Repeat each record exactly as written, and drop any images.

+===+

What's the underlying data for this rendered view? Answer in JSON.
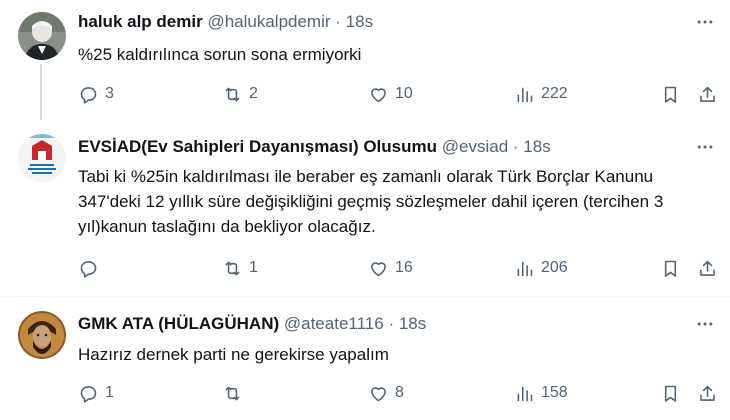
{
  "tweets": [
    {
      "name": "haluk alp demir",
      "handle": "@halukalpdemir",
      "separator": "·",
      "time": "18s",
      "text": "%25 kaldırılınca sorun sona ermiyorki",
      "replies": "3",
      "retweets": "2",
      "likes": "10",
      "views": "222"
    },
    {
      "name": "EVSİAD(Ev Sahipleri Dayanışması) Olusumu",
      "handle": "@evsiad",
      "separator": "·",
      "time": "18s",
      "text": "Tabi ki %25in kaldırılması ile beraber eş zamanlı olarak Türk Borçlar Kanunu 347'deki 12 yıllık süre değişikliğini geçmiş sözleşmeler dahil içeren (tercihen 3 yıl)kanun taslağını da bekliyor olacağız.",
      "replies": "",
      "retweets": "1",
      "likes": "16",
      "views": "206"
    },
    {
      "name": "GMK ATA (HÜLAGÜHAN)",
      "handle": "@ateate1116",
      "separator": "·",
      "time": "18s",
      "text": "Hazırız dernek parti ne gerekirse yapalım",
      "replies": "1",
      "retweets": "",
      "likes": "8",
      "views": "158"
    }
  ],
  "colors": {
    "text_primary": "#0f1419",
    "text_secondary": "#536471",
    "divider": "#eff3f4",
    "thread_line": "#cfd9de"
  },
  "icons": [
    "reply-icon",
    "retweet-icon",
    "like-icon",
    "views-icon",
    "bookmark-icon",
    "share-icon",
    "more-icon"
  ]
}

+===+

■ COMPLETED EXERCISE
What's the underlying data for this rendered view? Answer in JSON.
{
  "tweets": [
    {
      "name": "haluk alp demir",
      "handle": "@halukalpdemir",
      "separator": "·",
      "time": "18s",
      "text": "%25 kaldırılınca sorun sona ermiyorki",
      "replies": "3",
      "retweets": "2",
      "likes": "10",
      "views": "222"
    },
    {
      "name": "EVSİAD(Ev Sahipleri Dayanışması) Olusumu",
      "handle": "@evsiad",
      "separator": "·",
      "time": "18s",
      "text": "Tabi ki %25in kaldırılması ile beraber eş zamanlı olarak Türk Borçlar Kanunu 347'deki 12 yıllık süre değişikliğini geçmiş sözleşmeler dahil içeren (tercihen 3 yıl)kanun taslağını da bekliyor olacağız.",
      "replies": "",
      "retweets": "1",
      "likes": "16",
      "views": "206"
    },
    {
      "name": "GMK ATA (HÜLAGÜHAN)",
      "handle": "@ateate1116",
      "separator": "·",
      "time": "18s",
      "text": "Hazırız dernek parti ne gerekirse yapalım",
      "replies": "1",
      "retweets": "",
      "likes": "8",
      "views": "158"
    }
  ],
  "colors": {
    "text_primary": "#0f1419",
    "text_secondary": "#536471",
    "divider": "#eff3f4",
    "thread_line": "#cfd9de"
  },
  "icons": [
    "reply-icon",
    "retweet-icon",
    "like-icon",
    "views-icon",
    "bookmark-icon",
    "share-icon",
    "more-icon"
  ]
}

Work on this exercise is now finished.